▸ **What the task requires**:
Filter the entries below, keeping every line that has the word "Panel".

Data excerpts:
★ ★ ★ ★
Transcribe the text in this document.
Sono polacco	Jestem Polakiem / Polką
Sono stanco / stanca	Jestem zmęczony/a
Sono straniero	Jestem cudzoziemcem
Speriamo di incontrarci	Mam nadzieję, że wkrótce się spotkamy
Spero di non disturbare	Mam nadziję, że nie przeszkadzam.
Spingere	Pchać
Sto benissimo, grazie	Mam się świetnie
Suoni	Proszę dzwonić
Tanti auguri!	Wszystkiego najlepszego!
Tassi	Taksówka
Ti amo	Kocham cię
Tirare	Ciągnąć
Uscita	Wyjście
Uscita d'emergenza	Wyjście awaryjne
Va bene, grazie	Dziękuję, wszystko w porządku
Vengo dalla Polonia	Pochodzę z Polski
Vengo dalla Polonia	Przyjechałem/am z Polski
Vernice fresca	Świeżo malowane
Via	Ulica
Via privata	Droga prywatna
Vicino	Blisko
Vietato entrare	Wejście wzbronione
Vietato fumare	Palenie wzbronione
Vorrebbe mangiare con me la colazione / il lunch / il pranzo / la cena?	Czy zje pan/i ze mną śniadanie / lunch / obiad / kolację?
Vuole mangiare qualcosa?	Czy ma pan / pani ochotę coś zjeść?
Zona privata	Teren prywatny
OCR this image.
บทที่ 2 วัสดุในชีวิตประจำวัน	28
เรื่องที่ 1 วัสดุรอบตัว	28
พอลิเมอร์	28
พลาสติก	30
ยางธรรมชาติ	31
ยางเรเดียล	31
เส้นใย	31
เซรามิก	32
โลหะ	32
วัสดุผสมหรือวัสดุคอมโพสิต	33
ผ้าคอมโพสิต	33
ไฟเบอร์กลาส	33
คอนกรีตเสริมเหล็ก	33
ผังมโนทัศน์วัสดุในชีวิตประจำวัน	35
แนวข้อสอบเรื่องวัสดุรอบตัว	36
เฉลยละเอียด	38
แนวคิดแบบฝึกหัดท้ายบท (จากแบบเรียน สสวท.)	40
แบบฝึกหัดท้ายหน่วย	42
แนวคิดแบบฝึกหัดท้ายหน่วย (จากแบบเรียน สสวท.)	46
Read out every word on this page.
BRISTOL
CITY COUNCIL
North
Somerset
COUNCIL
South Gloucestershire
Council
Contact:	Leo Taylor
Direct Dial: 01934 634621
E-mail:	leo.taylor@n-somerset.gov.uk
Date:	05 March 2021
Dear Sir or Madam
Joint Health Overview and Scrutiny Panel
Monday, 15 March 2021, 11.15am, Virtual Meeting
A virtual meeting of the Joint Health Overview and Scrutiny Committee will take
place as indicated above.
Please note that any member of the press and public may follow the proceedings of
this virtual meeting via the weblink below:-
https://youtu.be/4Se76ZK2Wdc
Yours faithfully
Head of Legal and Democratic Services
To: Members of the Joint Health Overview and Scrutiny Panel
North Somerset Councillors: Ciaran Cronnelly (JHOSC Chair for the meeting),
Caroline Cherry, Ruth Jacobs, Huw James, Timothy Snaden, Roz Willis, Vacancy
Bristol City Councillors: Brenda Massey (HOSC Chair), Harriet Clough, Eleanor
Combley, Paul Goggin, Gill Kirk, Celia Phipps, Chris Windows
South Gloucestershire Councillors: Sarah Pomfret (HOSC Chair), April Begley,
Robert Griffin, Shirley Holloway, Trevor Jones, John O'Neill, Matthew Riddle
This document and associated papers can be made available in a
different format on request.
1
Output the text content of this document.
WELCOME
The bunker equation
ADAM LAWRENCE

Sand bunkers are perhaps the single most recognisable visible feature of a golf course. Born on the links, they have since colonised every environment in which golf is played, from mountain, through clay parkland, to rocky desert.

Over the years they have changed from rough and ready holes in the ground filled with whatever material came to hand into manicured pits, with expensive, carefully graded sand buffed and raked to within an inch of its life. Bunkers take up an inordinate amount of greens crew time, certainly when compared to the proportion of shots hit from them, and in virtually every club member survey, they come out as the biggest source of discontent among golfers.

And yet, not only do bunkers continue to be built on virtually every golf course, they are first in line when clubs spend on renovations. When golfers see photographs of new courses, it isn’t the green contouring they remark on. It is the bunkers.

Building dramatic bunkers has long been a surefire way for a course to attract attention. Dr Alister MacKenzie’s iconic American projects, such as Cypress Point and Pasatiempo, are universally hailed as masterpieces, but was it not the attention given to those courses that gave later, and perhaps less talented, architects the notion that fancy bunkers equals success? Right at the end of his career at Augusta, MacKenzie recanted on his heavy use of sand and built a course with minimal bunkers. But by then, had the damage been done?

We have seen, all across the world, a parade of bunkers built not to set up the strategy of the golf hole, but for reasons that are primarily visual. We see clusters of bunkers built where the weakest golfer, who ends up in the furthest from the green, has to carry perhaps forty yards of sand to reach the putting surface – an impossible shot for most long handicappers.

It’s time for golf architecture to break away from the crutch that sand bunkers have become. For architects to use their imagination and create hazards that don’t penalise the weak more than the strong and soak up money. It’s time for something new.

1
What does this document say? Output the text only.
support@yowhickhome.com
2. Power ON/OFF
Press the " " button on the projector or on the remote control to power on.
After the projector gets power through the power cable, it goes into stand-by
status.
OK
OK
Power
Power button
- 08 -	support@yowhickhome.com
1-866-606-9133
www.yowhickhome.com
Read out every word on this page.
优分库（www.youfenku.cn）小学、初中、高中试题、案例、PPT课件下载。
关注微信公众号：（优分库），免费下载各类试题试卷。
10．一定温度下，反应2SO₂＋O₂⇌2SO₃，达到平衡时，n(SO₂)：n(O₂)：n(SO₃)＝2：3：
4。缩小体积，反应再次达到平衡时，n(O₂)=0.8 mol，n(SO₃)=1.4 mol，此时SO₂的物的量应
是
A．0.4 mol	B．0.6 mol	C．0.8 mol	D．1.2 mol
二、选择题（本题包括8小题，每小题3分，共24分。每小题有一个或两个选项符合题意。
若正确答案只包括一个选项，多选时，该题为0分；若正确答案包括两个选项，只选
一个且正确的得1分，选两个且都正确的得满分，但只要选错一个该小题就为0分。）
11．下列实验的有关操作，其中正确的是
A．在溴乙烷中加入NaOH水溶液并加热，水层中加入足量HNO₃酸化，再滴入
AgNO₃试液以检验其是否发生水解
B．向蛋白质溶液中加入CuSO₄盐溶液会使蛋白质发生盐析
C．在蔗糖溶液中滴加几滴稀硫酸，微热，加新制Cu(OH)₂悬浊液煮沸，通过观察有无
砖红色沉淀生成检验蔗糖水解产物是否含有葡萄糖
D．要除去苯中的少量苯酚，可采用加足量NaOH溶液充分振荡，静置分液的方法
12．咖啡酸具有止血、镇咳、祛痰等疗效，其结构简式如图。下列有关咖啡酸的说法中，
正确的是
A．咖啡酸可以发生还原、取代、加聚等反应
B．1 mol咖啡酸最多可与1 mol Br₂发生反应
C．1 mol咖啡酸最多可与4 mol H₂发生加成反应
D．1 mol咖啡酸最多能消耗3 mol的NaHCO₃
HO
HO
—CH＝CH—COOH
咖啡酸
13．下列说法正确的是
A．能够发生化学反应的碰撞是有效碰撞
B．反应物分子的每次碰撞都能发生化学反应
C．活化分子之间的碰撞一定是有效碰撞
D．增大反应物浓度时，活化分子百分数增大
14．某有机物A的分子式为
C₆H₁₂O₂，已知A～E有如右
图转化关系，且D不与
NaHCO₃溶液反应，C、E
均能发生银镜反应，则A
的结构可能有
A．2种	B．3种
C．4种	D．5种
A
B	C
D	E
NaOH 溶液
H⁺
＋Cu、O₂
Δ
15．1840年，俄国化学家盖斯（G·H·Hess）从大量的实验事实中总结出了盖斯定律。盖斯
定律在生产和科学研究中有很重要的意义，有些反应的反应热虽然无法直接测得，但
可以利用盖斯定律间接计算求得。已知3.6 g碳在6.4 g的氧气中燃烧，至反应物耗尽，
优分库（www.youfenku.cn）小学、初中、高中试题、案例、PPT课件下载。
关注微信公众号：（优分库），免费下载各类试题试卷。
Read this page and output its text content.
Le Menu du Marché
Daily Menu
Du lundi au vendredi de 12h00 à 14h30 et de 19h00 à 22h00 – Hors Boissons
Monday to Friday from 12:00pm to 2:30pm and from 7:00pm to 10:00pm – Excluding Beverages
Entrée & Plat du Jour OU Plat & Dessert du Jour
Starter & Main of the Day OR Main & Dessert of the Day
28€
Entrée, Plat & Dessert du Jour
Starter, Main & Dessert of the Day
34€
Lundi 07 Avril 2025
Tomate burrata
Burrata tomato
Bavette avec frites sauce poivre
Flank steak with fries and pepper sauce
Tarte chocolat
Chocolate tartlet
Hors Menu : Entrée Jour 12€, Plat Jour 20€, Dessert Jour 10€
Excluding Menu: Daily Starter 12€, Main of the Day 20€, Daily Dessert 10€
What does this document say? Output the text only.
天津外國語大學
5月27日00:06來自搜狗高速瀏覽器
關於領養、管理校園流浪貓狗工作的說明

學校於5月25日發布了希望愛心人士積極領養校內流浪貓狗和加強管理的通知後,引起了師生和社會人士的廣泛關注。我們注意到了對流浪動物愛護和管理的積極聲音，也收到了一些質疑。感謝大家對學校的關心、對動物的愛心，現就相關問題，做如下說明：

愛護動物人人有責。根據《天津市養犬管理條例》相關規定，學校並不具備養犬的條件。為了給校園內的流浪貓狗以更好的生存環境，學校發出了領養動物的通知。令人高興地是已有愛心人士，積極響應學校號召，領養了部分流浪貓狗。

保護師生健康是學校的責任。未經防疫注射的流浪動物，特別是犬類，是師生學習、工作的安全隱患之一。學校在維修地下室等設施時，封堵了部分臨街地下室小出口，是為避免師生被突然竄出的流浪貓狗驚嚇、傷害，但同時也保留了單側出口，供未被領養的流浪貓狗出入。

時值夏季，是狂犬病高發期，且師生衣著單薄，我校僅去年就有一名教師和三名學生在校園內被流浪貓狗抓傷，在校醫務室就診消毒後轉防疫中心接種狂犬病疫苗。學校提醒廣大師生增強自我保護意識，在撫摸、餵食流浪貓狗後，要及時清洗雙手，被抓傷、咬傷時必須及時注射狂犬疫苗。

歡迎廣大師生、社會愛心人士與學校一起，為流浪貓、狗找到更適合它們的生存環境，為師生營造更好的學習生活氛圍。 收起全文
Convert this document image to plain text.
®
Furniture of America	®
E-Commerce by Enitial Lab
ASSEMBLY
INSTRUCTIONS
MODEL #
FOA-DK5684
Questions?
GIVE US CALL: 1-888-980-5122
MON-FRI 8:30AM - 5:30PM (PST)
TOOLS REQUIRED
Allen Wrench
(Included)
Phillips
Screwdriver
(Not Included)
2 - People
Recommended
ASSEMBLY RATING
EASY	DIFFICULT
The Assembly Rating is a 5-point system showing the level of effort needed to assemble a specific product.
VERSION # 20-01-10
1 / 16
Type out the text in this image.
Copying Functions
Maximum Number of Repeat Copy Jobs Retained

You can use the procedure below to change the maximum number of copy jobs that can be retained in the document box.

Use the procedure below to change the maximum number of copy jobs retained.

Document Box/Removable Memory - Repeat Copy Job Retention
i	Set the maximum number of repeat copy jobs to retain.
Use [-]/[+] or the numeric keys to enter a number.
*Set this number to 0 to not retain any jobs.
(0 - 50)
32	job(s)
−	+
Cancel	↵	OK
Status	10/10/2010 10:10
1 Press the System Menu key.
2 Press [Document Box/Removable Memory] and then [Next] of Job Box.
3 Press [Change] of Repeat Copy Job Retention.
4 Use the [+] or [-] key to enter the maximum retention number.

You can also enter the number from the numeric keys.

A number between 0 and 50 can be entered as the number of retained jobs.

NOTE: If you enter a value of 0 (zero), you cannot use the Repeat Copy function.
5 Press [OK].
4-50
★ ★ ★ ★
▸ **Full response**:
Joint Health Overview and Scrutiny Panel
To: Members of the Joint Health Overview and Scrutiny Panel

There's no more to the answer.